(Stored data entries)
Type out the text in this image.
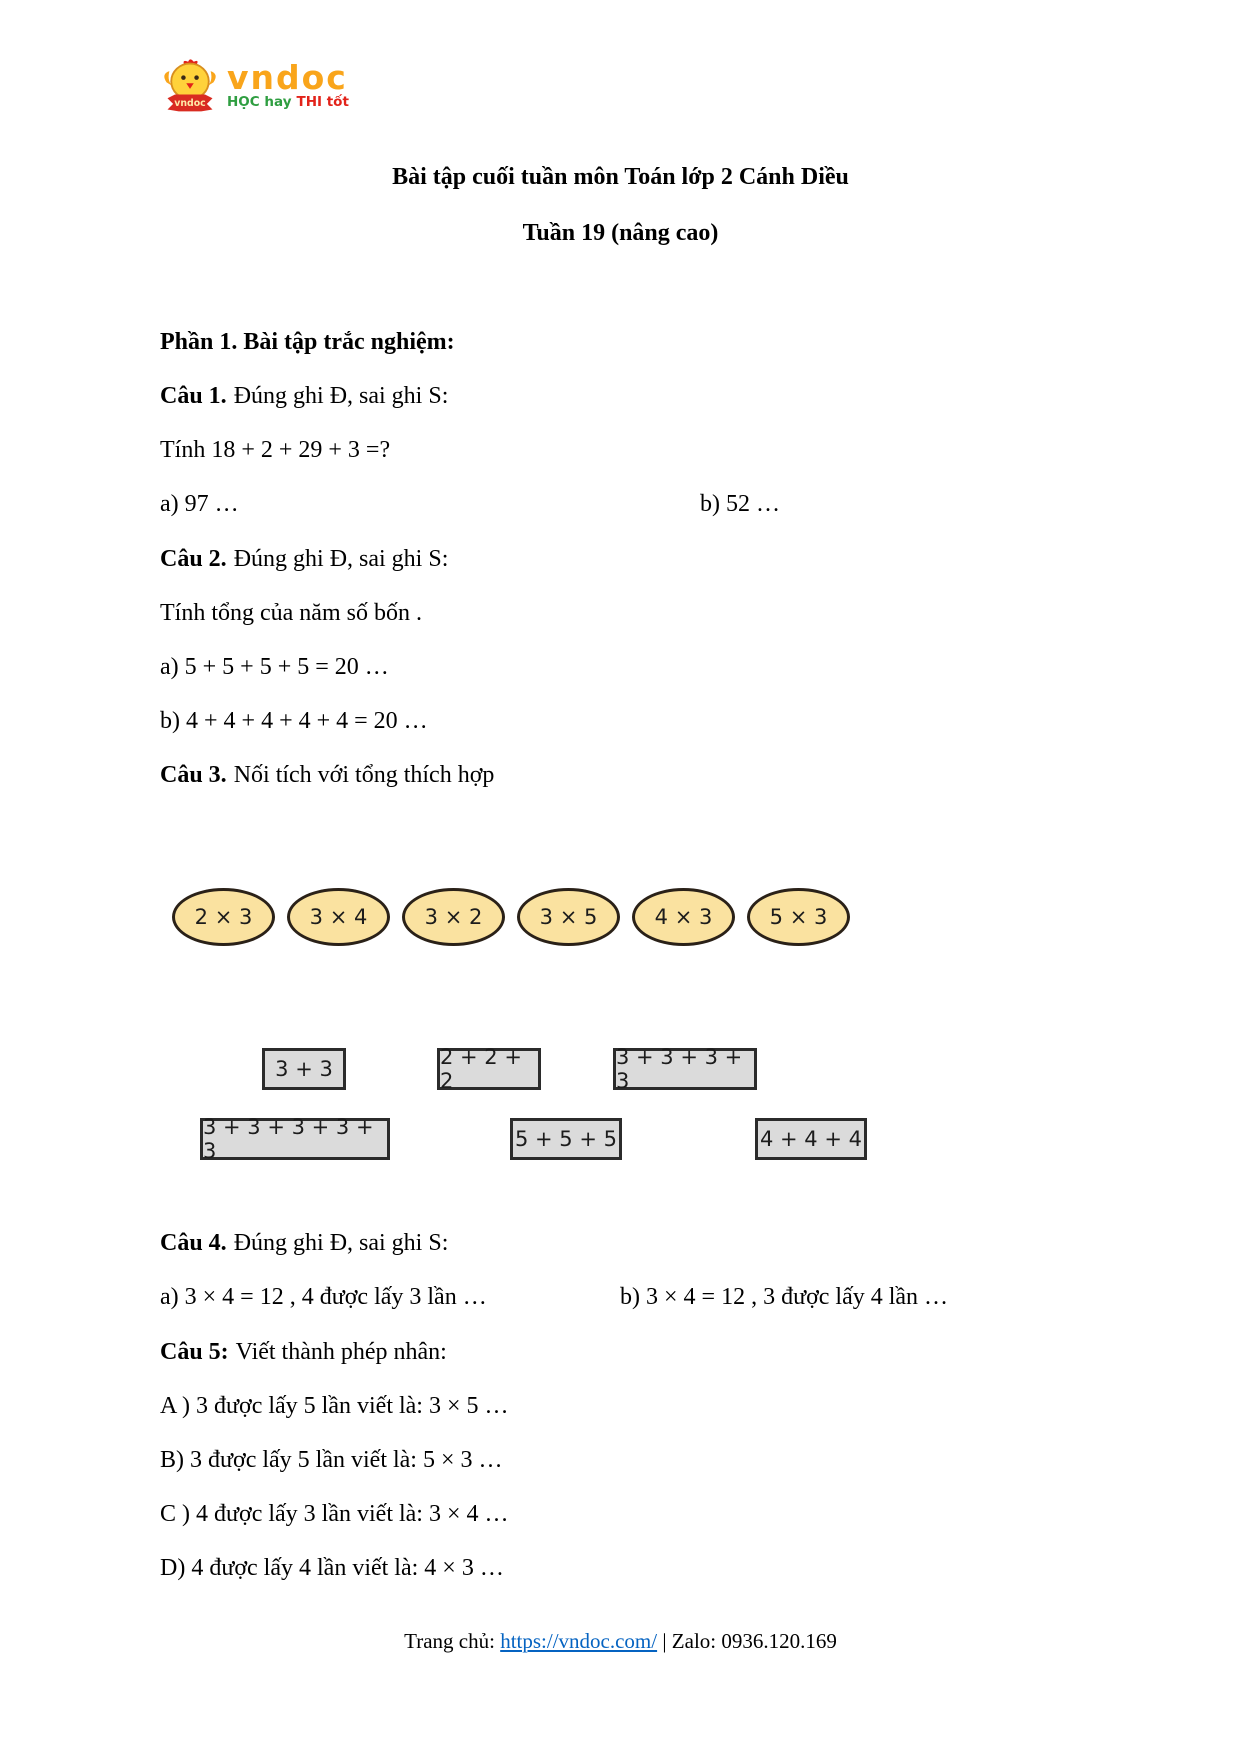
vndoc
vndoc
HỌC hay THI tốt
Bài tập cuối tuần môn Toán lớp 2 Cánh Diều
Tuần 19 (nâng cao)

Phần 1. Bài tập trắc nghiệm:

Câu 1. Đúng ghi Đ, sai ghi S:

Tính 18 + 2 + 29 + 3 =?

a) 97 …	b) 52 …

Câu 2. Đúng ghi Đ, sai ghi S:

Tính tổng của năm số bốn .

a) 5 + 5 + 5 + 5 = 20 …

b) 4 + 4 + 4 + 4 + 4 = 20 …

Câu 3. Nối tích với tổng thích hợp

2 × 3	3 × 4	3 × 2	3 × 5	4 × 3	5 × 3
3 + 3	2 + 2 + 2
3 + 3 + 3 + 3
3 + 3 + 3 + 3 + 3	5 + 5 + 5	4 + 4 + 4

Câu 4. Đúng ghi Đ, sai ghi S:

a) 3 × 4 = 12 , 4 được lấy 3 lần …	b) 3 × 4 = 12 , 3 được lấy 4 lần …

Câu 5: Viết thành phép nhân:

A ) 3 được lấy 5 lần viết là: 3 × 5 …

B) 3 được lấy 5 lần viết là: 5 × 3 …

C ) 4 được lấy 3 lần viết là: 3 × 4 …

D) 4 được lấy 4 lần viết là: 4 × 3 …

Trang chủ: https://vndoc.com/ | Zalo: 0936.120.169
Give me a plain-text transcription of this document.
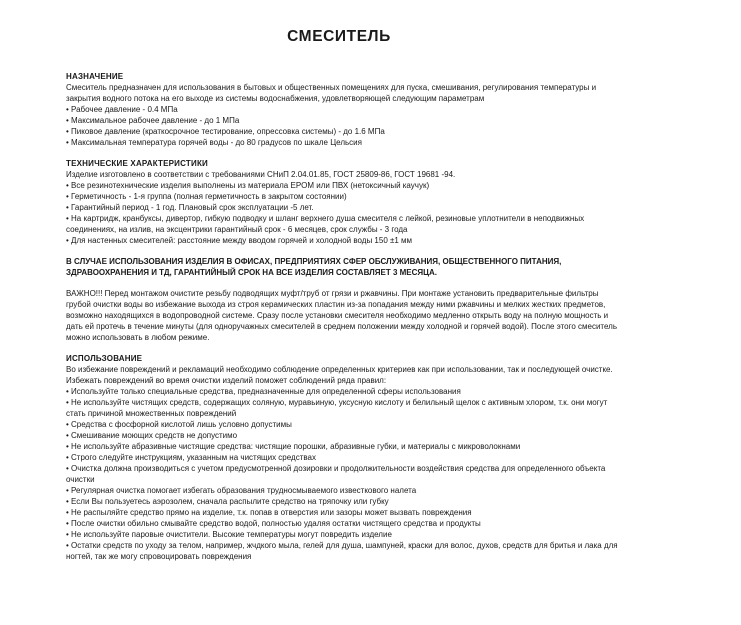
СМЕСИТЕЛЬ
НАЗНАЧЕНИЕ
Смеситель предназначен для использования в бытовых и общественных помещениях для пуска, смешивания, регулирования температуры и закрытия водного потока на его выходе из системы водоснабжения, удовлетворяющей следующим параметрам
• Рабочее давление - 0.4 МПа
• Максимальное рабочее давление - до 1 МПа
• Пиковое давление (краткосрочное тестирование, опрессовка системы) - до 1.6 МПа
• Максимальная температура горячей воды - до 80 градусов по шкале Цельсия
ТЕХНИЧЕСКИЕ ХАРАКТЕРИСТИКИ
Изделие изготовлено в соответствии с требованиями СНиП 2.04.01.85, ГОСТ 25809-86, ГОСТ 19681 -94.
• Все резинотехнические изделия выполнены из материала EPOM или ПВХ (нетоксичный каучук)
• Герметичность - 1-я группа (полная герметичность в закрытом состоянии)
• Гарантийный период - 1 год. Плановый срок эксплуатации -5 лет.
• На картридж, кранбуксы, дивертор, гибкую подводку и шланг верхнего душа смесителя с лейкой, резиновые уплотнители в неподвижных соединениях, на излив, на эксцентрики гарантийный срок - 6 месяцев, срок службы - 3 года
• Для настенных смесителей: расстояние между вводом горячей и холодной воды 150 ±1 мм
В СЛУЧАЕ ИСПОЛЬЗОВАНИЯ ИЗДЕЛИЯ В ОФИСАХ, ПРЕДПРИЯТИЯХ СФЕР ОБСЛУЖИВАНИЯ, ОБЩЕСТВЕННОГО ПИТАНИЯ, ЗДРАВООХРАНЕНИЯ И ТД, ГАРАНТИЙНЫЙ СРОК НА ВСЕ ИЗДЕЛИЯ СОСТАВЛЯЕТ 3 МЕСЯЦА.
ВАЖНО!!! Перед монтажом очистите резьбу подводящих муфт/труб от грязи и ржавчины. При монтаже установить предварительные фильтры грубой очистки воды во избежание выхода из строя керамических пластин из-за попадания между ними ржавчины и мелких жестких предметов, возможно находящихся в водопроводной системе. Сразу после установки смесителя необходимо медленно открыть воду на полную мощность и дать ей протечь в течение минуты (для одноручажных смесителей в среднем положении между холодной и горячей водой). После этого смеситель можно использовать в любом режиме.
ИСПОЛЬЗОВАНИЕ
Во избежание повреждений и рекламаций необходимо соблюдение определенных критериев как при использовании, так и последующей очистке. Избежать повреждений во время очистки изделий поможет соблюдений ряда правил:
• Используйте только специальные средства, предназначенные для определенной сферы использования
• Не используйте чистящих средств, содержащих соляную, муравьиную, уксусную кислоту и белильный щелок с активным хлором, т.к. они могут стать причиной множественных повреждений
• Средства с фосфорной кислотой лишь условно допустимы
• Смешивание моющих средств не допустимо
• Не используйте абразивные чистящие средства: чистящие порошки, абразивные губки, и материалы с микроволокнами
• Строго следуйте инструкциям, указанным на чистящих средствах
• Очистка должна производиться с учетом предусмотренной дозировки и продолжительности воздействия средства для определенного объекта очистки
• Регулярная очистка помогает избегать образования трудносмываемого известкового налета
• Если Вы пользуетесь аэрозолем, сначала распылите средство на тряпочку или губку
• Не распыляйте средство прямо на изделие, т.к. попав в отверстия или зазоры может вызвать повреждения
• После очистки обильно смывайте средство водой, полностью удаляя остатки чистящего средства и продукты
• Не используйте паровые очистители. Высокие температуры могут повредить изделие
• Остатки средств по уходу за телом, например, жчдкого мыла, гелей для душа, шампуней, краски для волос, духов, средств для бритья и лака для ногтей, так же могу спровоцировать повреждения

• INSTRUCTION:
Copy out every line of the listing that contains the string "давление".

• FINAL ANSWER:
• Рабочее давление - 0.4 МПа
• Максимальное рабочее давление - до 1 МПа
• Пиковое давление (краткосрочное тестирование, опрессовка системы) - до 1.6 МПа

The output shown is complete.